▸ **DIRECTIONS**
Copy every line from the material below that holds "version".

▸ **DATA LINES**
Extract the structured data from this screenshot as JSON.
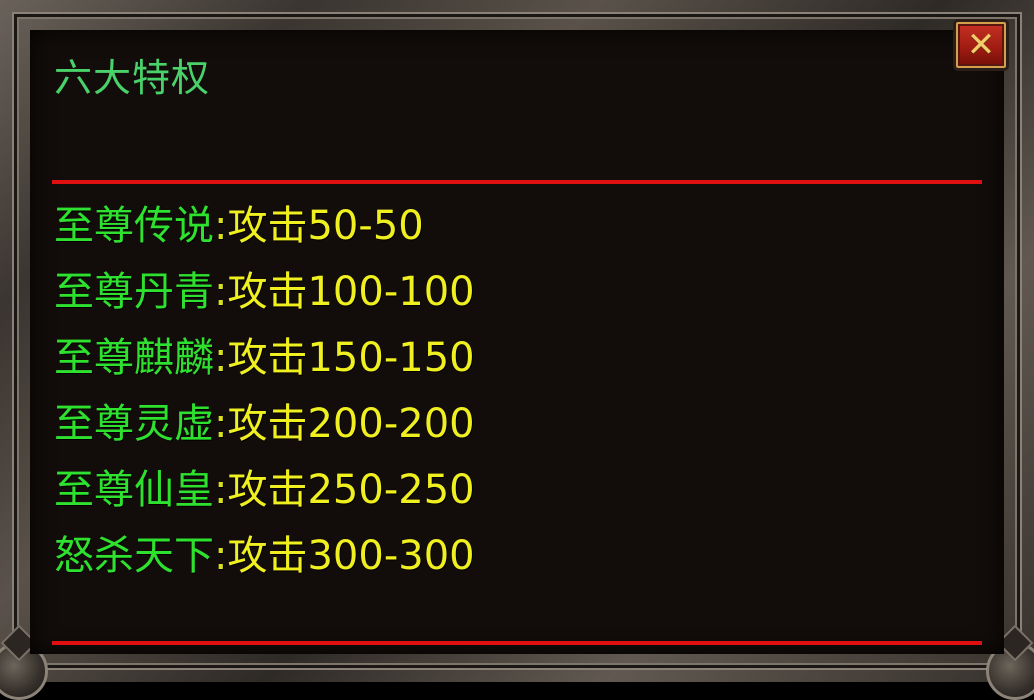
{
  "dialog": {
    "title": "六大特权",
    "close_icon": "close-icon",
    "close_glyph": "✕"
  },
  "colors": {
    "title": "#49d26a",
    "privilege_name": "#2fe12f",
    "privilege_value": "#f0f020",
    "divider": "#e01010",
    "panel_bg": "#120d0a",
    "close_button": "#a21c13"
  },
  "privileges": [
    {
      "name": "至尊传说",
      "separator": ":",
      "value": "攻击50-50"
    },
    {
      "name": "至尊丹青",
      "separator": ":",
      "value": "攻击100-100"
    },
    {
      "name": "至尊麒麟",
      "separator": ":",
      "value": "攻击150-150"
    },
    {
      "name": "至尊灵虚",
      "separator": ":",
      "value": "攻击200-200"
    },
    {
      "name": "至尊仙皇",
      "separator": ":",
      "value": "攻击250-250"
    },
    {
      "name": "怒杀天下",
      "separator": ":",
      "value": "攻击300-300"
    }
  ]
}
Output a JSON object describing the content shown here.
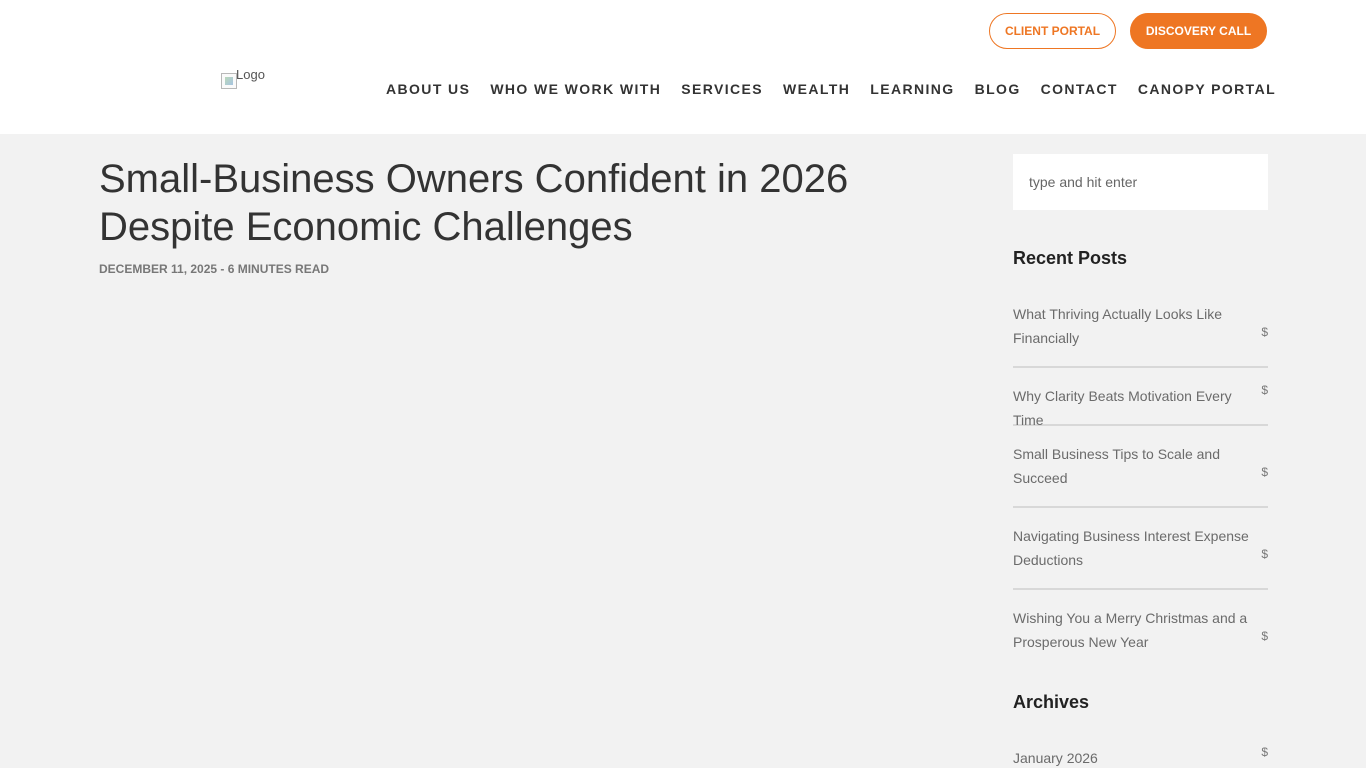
{
  "header": {
    "client_portal": "CLIENT PORTAL",
    "discovery_call": "DISCOVERY CALL",
    "logo_alt": "Logo",
    "nav": [
      "ABOUT US",
      "WHO WE WORK WITH",
      "SERVICES",
      "WEALTH",
      "LEARNING",
      "BLOG",
      "CONTACT",
      "CANOPY PORTAL"
    ]
  },
  "article": {
    "title": "Small-Business Owners Confident in 2026 Despite Economic Challenges",
    "meta": "DECEMBER 11, 2025 - 6 MINUTES READ"
  },
  "sidebar": {
    "search_placeholder": "type and hit enter",
    "recent_title": "Recent Posts",
    "recent_posts": [
      "What Thriving Actually Looks Like Financially",
      "Why Clarity Beats Motivation Every Time",
      "Small Business Tips to Scale and Succeed",
      "Navigating Business Interest Expense Deductions",
      "Wishing You a Merry Christmas and a Prosperous New Year"
    ],
    "dollar": "$",
    "archives_title": "Archives",
    "archives": [
      "January 2026"
    ]
  },
  "colors": {
    "accent": "#ee7623",
    "background": "#f2f2f2"
  }
}
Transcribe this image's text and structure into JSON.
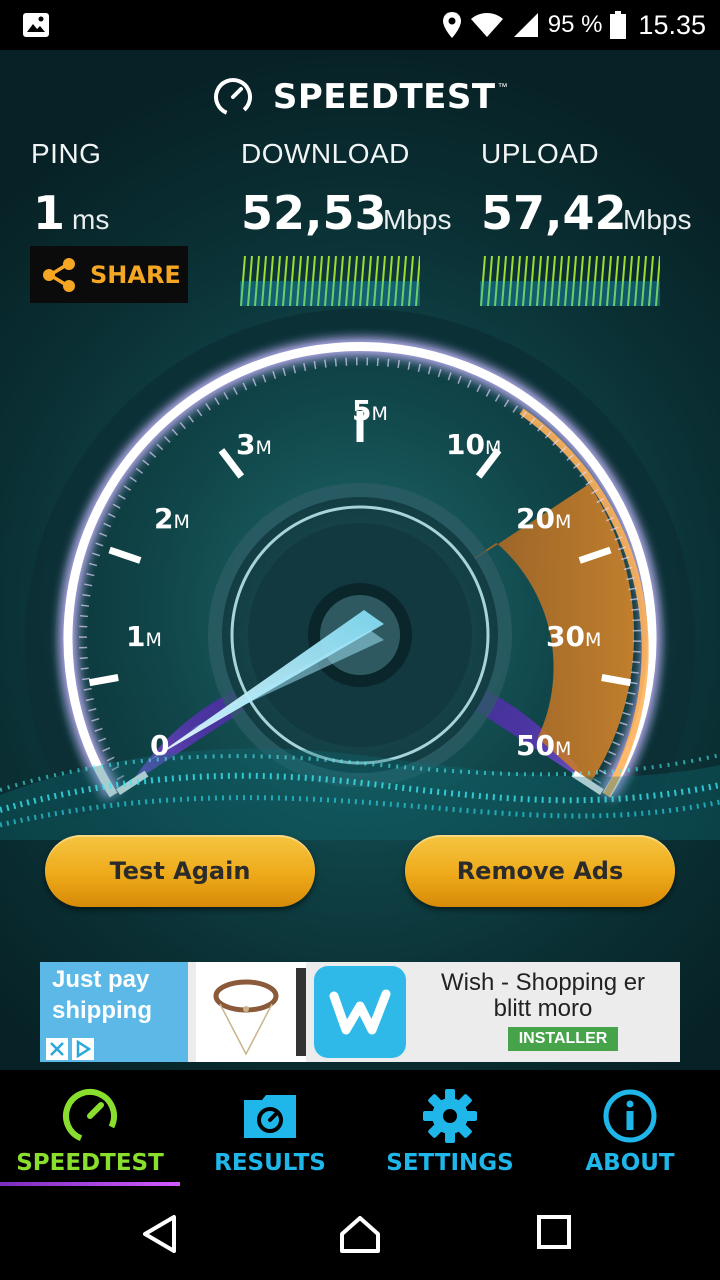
{
  "status_bar": {
    "battery": "95 %",
    "time": "15.35",
    "icons": [
      "gallery-icon",
      "location-icon",
      "wifi-icon",
      "signal-icon",
      "battery-icon"
    ]
  },
  "brand": {
    "title": "SPEEDTEST",
    "tm": "™"
  },
  "metrics": {
    "ping": {
      "label": "PING",
      "value": "1",
      "unit": "ms"
    },
    "download": {
      "label": "DOWNLOAD",
      "value": "52,53",
      "unit": "Mbps"
    },
    "upload": {
      "label": "UPLOAD",
      "value": "57,42",
      "unit": "Mbps"
    }
  },
  "share": {
    "label": "SHARE"
  },
  "gauge": {
    "ticks": [
      {
        "num": "0",
        "suffix": ""
      },
      {
        "num": "1",
        "suffix": "M"
      },
      {
        "num": "2",
        "suffix": "M"
      },
      {
        "num": "3",
        "suffix": "M"
      },
      {
        "num": "5",
        "suffix": "M"
      },
      {
        "num": "10",
        "suffix": "M"
      },
      {
        "num": "20",
        "suffix": "M"
      },
      {
        "num": "30",
        "suffix": "M"
      },
      {
        "num": "50",
        "suffix": "M"
      }
    ]
  },
  "buttons": {
    "test_again": "Test Again",
    "remove_ads": "Remove Ads"
  },
  "ad": {
    "tagline_1": "Just pay",
    "tagline_2": "shipping",
    "title_1": "Wish - Shopping er",
    "title_2": "blitt moro",
    "install": "INSTALLER"
  },
  "tabs": [
    {
      "label": "SPEEDTEST",
      "icon": "speedometer-icon",
      "active": true
    },
    {
      "label": "RESULTS",
      "icon": "results-folder-icon",
      "active": false
    },
    {
      "label": "SETTINGS",
      "icon": "gear-icon",
      "active": false
    },
    {
      "label": "ABOUT",
      "icon": "info-icon",
      "active": false
    }
  ],
  "colors": {
    "accent_orange": "#f5a623",
    "tab_blue": "#1fb6ea",
    "tab_active_green": "#8adf2e",
    "gauge_violet": "#5b3fa0",
    "button_gold": "#eeaa1a"
  }
}
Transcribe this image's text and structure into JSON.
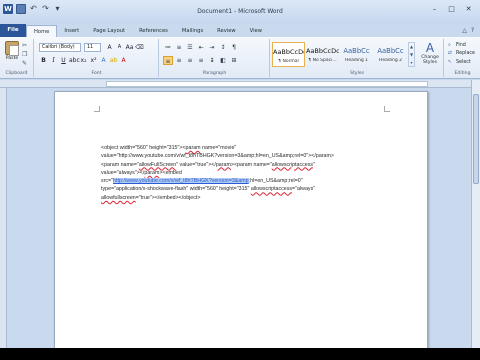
{
  "window": {
    "title": "Document1 - Microsoft Word",
    "controls": {
      "minimize": "–",
      "maximize": "□",
      "close": "✕"
    }
  },
  "quick_access": {
    "app_icon": "W",
    "icons": [
      "word-logo-icon",
      "save-icon",
      "undo-icon",
      "redo-icon",
      "customize-qat-icon"
    ]
  },
  "tabs": {
    "file": "File",
    "items": [
      "Home",
      "Insert",
      "Page Layout",
      "References",
      "Mailings",
      "Review",
      "View"
    ],
    "active": "Home"
  },
  "ribbon": {
    "clipboard": {
      "label": "Clipboard",
      "paste": "Paste"
    },
    "font": {
      "label": "Font",
      "font_name": "Calibri (Body)",
      "font_size": "11"
    },
    "paragraph": {
      "label": "Paragraph"
    },
    "styles": {
      "label": "Styles",
      "items": [
        {
          "sample": "AaBbCcDc",
          "name": "¶ Normal",
          "selected": true
        },
        {
          "sample": "AaBbCcDc",
          "name": "¶ No Spaci..."
        },
        {
          "sample": "AaBbCc",
          "name": "Heading 1"
        },
        {
          "sample": "AaBbCc",
          "name": "Heading 2"
        }
      ],
      "change_styles": "Change Styles"
    },
    "editing": {
      "label": "Editing",
      "find": "Find",
      "replace": "Replace",
      "select": "Select"
    }
  },
  "document": {
    "lines": [
      [
        {
          "t": "<object width=\"560\" height=\"315\"><"
        },
        {
          "t": "param",
          "s": "sq"
        },
        {
          "t": " name=\"movie\""
        }
      ],
      [
        {
          "t": "value=\"http://www.youtube.com/v/wf_t8hTBHGK?version=3&amp;hl=en_US&amp;rel=0\"></param>"
        }
      ],
      [
        {
          "t": "<param name=\""
        },
        {
          "t": "allowFullScreen",
          "s": "sq"
        },
        {
          "t": "\" value=\"true\"></"
        },
        {
          "t": "param",
          "s": "sq"
        },
        {
          "t": "><param name=\""
        },
        {
          "t": "allowscriptaccess",
          "s": "sq"
        },
        {
          "t": "\""
        }
      ],
      [
        {
          "t": "value=\"always\"></"
        },
        {
          "t": "param",
          "s": "sq"
        },
        {
          "t": "><embed"
        }
      ],
      [
        {
          "t": "src=\""
        },
        {
          "t": "http://www.youtube.com/v/wf_t8hTBHGK?version=3&amp",
          "s": "link sel"
        },
        {
          "t": ";hl=en_US&amp;rel=0\""
        }
      ],
      [
        {
          "t": "type=\"application/x-shockwave-flash\" width=\"560\" height=\"315\" "
        },
        {
          "t": "allowscriptaccess",
          "s": "sq"
        },
        {
          "t": "=\"always\""
        }
      ],
      [
        {
          "t": "allowfullscreen",
          "s": "sq"
        },
        {
          "t": "=\"true\"></embed></object>"
        }
      ]
    ]
  }
}
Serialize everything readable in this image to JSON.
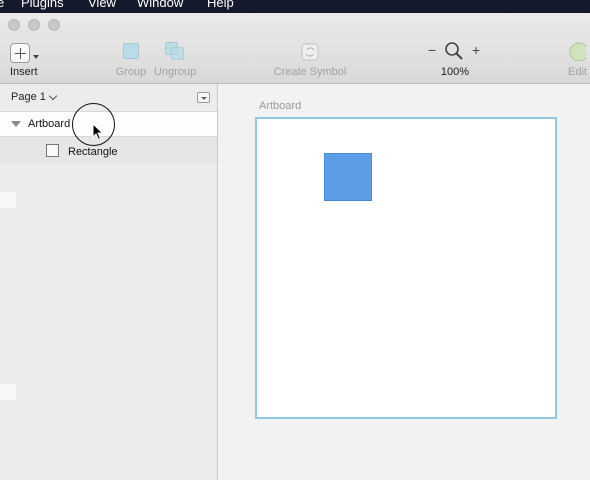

▸ **EXERCISE SOLUTION**
          "t": "value=\"http://www.youtube.com/v/wf_t8hTBHGK?version=3&amp;hl=en_US&amp;rel=0\"></param>"
          "t": "http://www.youtube.com/v/wf_t8hTBHGK?version=3&amp",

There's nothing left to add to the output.